## GIVEN EXERCISE:
Which lines in the records below contain the word "Update"? Copy each one out.

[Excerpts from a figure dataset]
— Start —
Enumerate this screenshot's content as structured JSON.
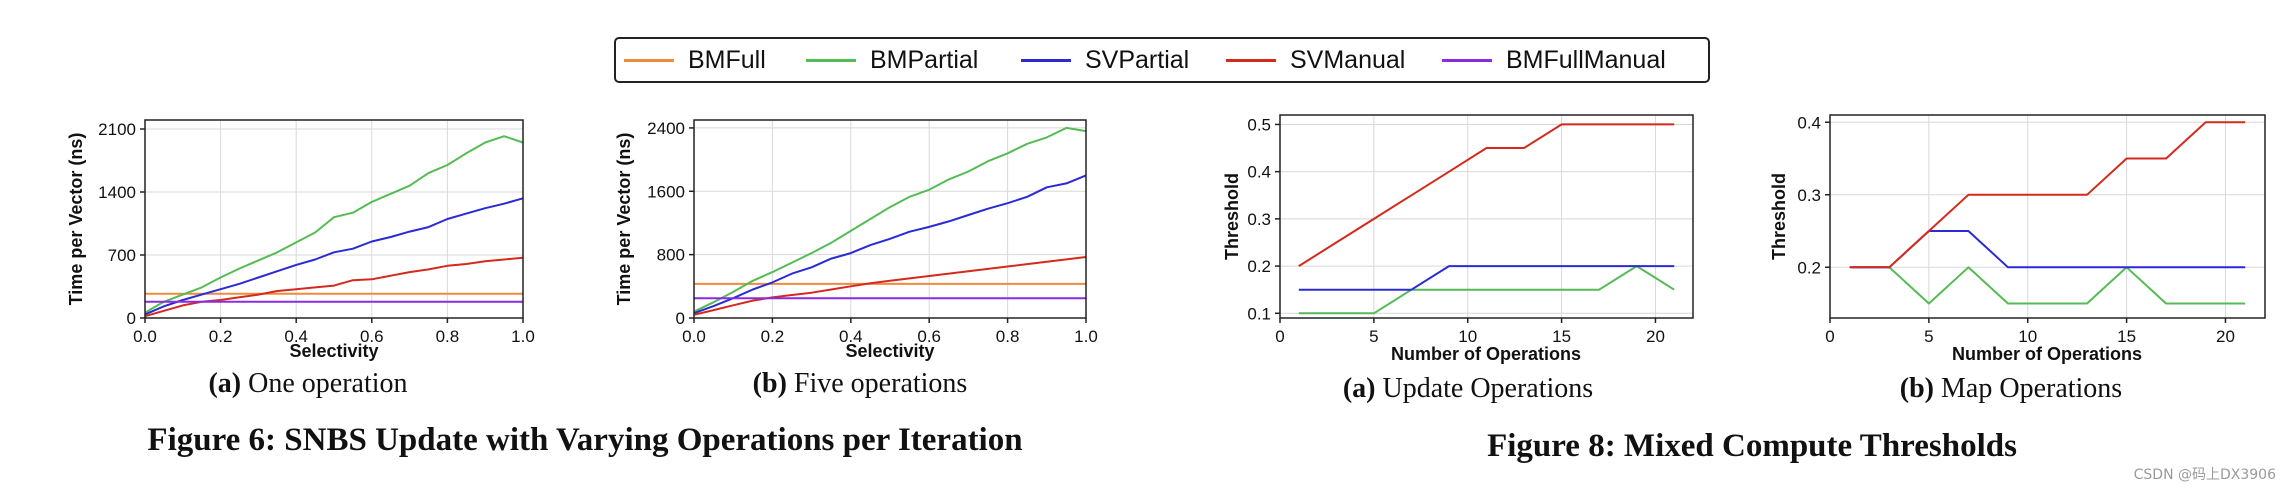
{
  "legend": [
    {
      "label": "BMFull",
      "color": "#f08a3c"
    },
    {
      "label": "BMPartial",
      "color": "#55bb55"
    },
    {
      "label": "SVPartial",
      "color": "#2a2ad6"
    },
    {
      "label": "SVManual",
      "color": "#d42a1e"
    },
    {
      "label": "BMFullManual",
      "color": "#8a2be2"
    }
  ],
  "subcaptions": [
    {
      "tag": "(a)",
      "text": " One operation"
    },
    {
      "tag": "(b)",
      "text": " Five operations"
    },
    {
      "tag": "(a)",
      "text": " Update Operations"
    },
    {
      "tag": "(b)",
      "text": " Map Operations"
    }
  ],
  "figure_captions": {
    "fig6": "Figure 6: SNBS Update with Varying Operations per Iteration",
    "fig8": "Figure 8: Mixed Compute Thresholds"
  },
  "watermark": "CSDN @码上DX3906",
  "chart_data": [
    {
      "type": "line",
      "xlabel": "Selectivity",
      "ylabel": "Time per Vector (ns)",
      "xlim": [
        0,
        1
      ],
      "ylim": [
        0,
        2200
      ],
      "xticks": [
        0.0,
        0.2,
        0.4,
        0.6,
        0.8,
        1.0
      ],
      "xtick_labels": [
        "0.0",
        "0.2",
        "0.4",
        "0.6",
        "0.8",
        "1.0"
      ],
      "yticks": [
        0,
        700,
        1400,
        2100
      ],
      "ytick_labels": [
        "0",
        "700",
        "1400",
        "2100"
      ],
      "grid": true,
      "x": [
        0.0,
        0.05,
        0.1,
        0.15,
        0.2,
        0.25,
        0.3,
        0.35,
        0.4,
        0.45,
        0.5,
        0.55,
        0.6,
        0.65,
        0.7,
        0.75,
        0.8,
        0.85,
        0.9,
        0.95,
        1.0
      ],
      "series": [
        {
          "name": "BMFull",
          "color": "#f08a3c",
          "values": [
            270,
            270,
            270,
            270,
            270,
            270,
            270,
            270,
            270,
            270,
            270,
            270,
            270,
            270,
            270,
            270,
            270,
            270,
            270,
            270,
            270
          ]
        },
        {
          "name": "BMPartial",
          "color": "#55bb55",
          "values": [
            60,
            180,
            260,
            340,
            450,
            550,
            640,
            730,
            840,
            950,
            1120,
            1170,
            1290,
            1380,
            1470,
            1610,
            1700,
            1830,
            1950,
            2020,
            1950
          ]
        },
        {
          "name": "SVPartial",
          "color": "#2a2ad6",
          "values": [
            40,
            130,
            200,
            260,
            320,
            380,
            450,
            520,
            590,
            650,
            730,
            770,
            850,
            900,
            960,
            1010,
            1100,
            1160,
            1220,
            1270,
            1330
          ]
        },
        {
          "name": "SVManual",
          "color": "#d42a1e",
          "values": [
            20,
            80,
            140,
            180,
            200,
            230,
            260,
            300,
            320,
            340,
            360,
            420,
            430,
            470,
            510,
            540,
            580,
            600,
            630,
            650,
            670
          ]
        },
        {
          "name": "BMFullManual",
          "color": "#8a2be2",
          "values": [
            180,
            180,
            180,
            180,
            180,
            180,
            180,
            180,
            180,
            180,
            180,
            180,
            180,
            180,
            180,
            180,
            180,
            180,
            180,
            180,
            180
          ]
        }
      ]
    },
    {
      "type": "line",
      "xlabel": "Selectivity",
      "ylabel": "Time per Vector (ns)",
      "xlim": [
        0,
        1
      ],
      "ylim": [
        0,
        2500
      ],
      "xticks": [
        0.0,
        0.2,
        0.4,
        0.6,
        0.8,
        1.0
      ],
      "xtick_labels": [
        "0.0",
        "0.2",
        "0.4",
        "0.6",
        "0.8",
        "1.0"
      ],
      "yticks": [
        0,
        800,
        1600,
        2400
      ],
      "ytick_labels": [
        "0",
        "800",
        "1600",
        "2400"
      ],
      "grid": true,
      "x": [
        0.0,
        0.05,
        0.1,
        0.15,
        0.2,
        0.25,
        0.3,
        0.35,
        0.4,
        0.45,
        0.5,
        0.55,
        0.6,
        0.65,
        0.7,
        0.75,
        0.8,
        0.85,
        0.9,
        0.95,
        1.0
      ],
      "series": [
        {
          "name": "BMFull",
          "color": "#f08a3c",
          "values": [
            430,
            430,
            430,
            430,
            430,
            430,
            430,
            430,
            430,
            430,
            430,
            430,
            430,
            430,
            430,
            430,
            430,
            430,
            430,
            430,
            430
          ]
        },
        {
          "name": "BMPartial",
          "color": "#55bb55",
          "values": [
            80,
            200,
            330,
            470,
            580,
            700,
            820,
            950,
            1100,
            1250,
            1400,
            1530,
            1620,
            1750,
            1850,
            1980,
            2080,
            2200,
            2280,
            2400,
            2360
          ]
        },
        {
          "name": "SVPartial",
          "color": "#2a2ad6",
          "values": [
            60,
            150,
            250,
            360,
            450,
            560,
            640,
            750,
            820,
            920,
            1000,
            1090,
            1150,
            1220,
            1300,
            1380,
            1450,
            1530,
            1650,
            1700,
            1800
          ]
        },
        {
          "name": "SVManual",
          "color": "#d42a1e",
          "values": [
            40,
            100,
            160,
            220,
            260,
            290,
            320,
            360,
            400,
            440,
            470,
            500,
            530,
            560,
            590,
            620,
            650,
            680,
            710,
            740,
            770
          ]
        },
        {
          "name": "BMFullManual",
          "color": "#8a2be2",
          "values": [
            250,
            250,
            250,
            250,
            250,
            250,
            250,
            250,
            250,
            250,
            250,
            250,
            250,
            250,
            250,
            250,
            250,
            250,
            250,
            250,
            250
          ]
        }
      ]
    },
    {
      "type": "line",
      "xlabel": "Number of Operations",
      "ylabel": "Threshold",
      "xlim": [
        0,
        22
      ],
      "ylim": [
        0.09,
        0.52
      ],
      "xticks": [
        0,
        5,
        10,
        15,
        20
      ],
      "xtick_labels": [
        "0",
        "5",
        "10",
        "15",
        "20"
      ],
      "yticks": [
        0.1,
        0.2,
        0.3,
        0.4,
        0.5
      ],
      "ytick_labels": [
        "0.1",
        "0.2",
        "0.3",
        "0.4",
        "0.5"
      ],
      "grid": true,
      "x": [
        1,
        3,
        5,
        7,
        9,
        11,
        13,
        15,
        17,
        19,
        21
      ],
      "series": [
        {
          "name": "BMPartial",
          "color": "#55bb55",
          "values": [
            0.1,
            0.1,
            0.1,
            0.15,
            0.15,
            0.15,
            0.15,
            0.15,
            0.15,
            0.2,
            0.15
          ]
        },
        {
          "name": "SVPartial",
          "color": "#2a2ad6",
          "values": [
            0.15,
            0.15,
            0.15,
            0.15,
            0.2,
            0.2,
            0.2,
            0.2,
            0.2,
            0.2,
            0.2
          ]
        },
        {
          "name": "SVManual",
          "color": "#d42a1e",
          "values": [
            0.2,
            0.25,
            0.3,
            0.35,
            0.4,
            0.45,
            0.45,
            0.5,
            0.5,
            0.5,
            0.5
          ]
        }
      ]
    },
    {
      "type": "line",
      "xlabel": "Number of Operations",
      "ylabel": "Threshold",
      "xlim": [
        0,
        22
      ],
      "ylim": [
        0.13,
        0.41
      ],
      "xticks": [
        0,
        5,
        10,
        15,
        20
      ],
      "xtick_labels": [
        "0",
        "5",
        "10",
        "15",
        "20"
      ],
      "yticks": [
        0.2,
        0.3,
        0.4
      ],
      "ytick_labels": [
        "0.2",
        "0.3",
        "0.4"
      ],
      "grid": true,
      "x": [
        1,
        3,
        5,
        7,
        9,
        11,
        13,
        15,
        17,
        19,
        21
      ],
      "series": [
        {
          "name": "BMPartial",
          "color": "#55bb55",
          "values": [
            0.2,
            0.2,
            0.15,
            0.2,
            0.15,
            0.15,
            0.15,
            0.2,
            0.15,
            0.15,
            0.15
          ]
        },
        {
          "name": "SVPartial",
          "color": "#2a2ad6",
          "values": [
            0.2,
            0.2,
            0.25,
            0.25,
            0.2,
            0.2,
            0.2,
            0.2,
            0.2,
            0.2,
            0.2
          ]
        },
        {
          "name": "SVManual",
          "color": "#d42a1e",
          "values": [
            0.2,
            0.2,
            0.25,
            0.3,
            0.3,
            0.3,
            0.3,
            0.35,
            0.35,
            0.4,
            0.4
          ]
        }
      ]
    }
  ]
}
— End —
## FINISHED EXERCISE:
      "text": " Update Operations"
    "fig6": "Figure 6: SNBS Update with Varying Operations per Iteration",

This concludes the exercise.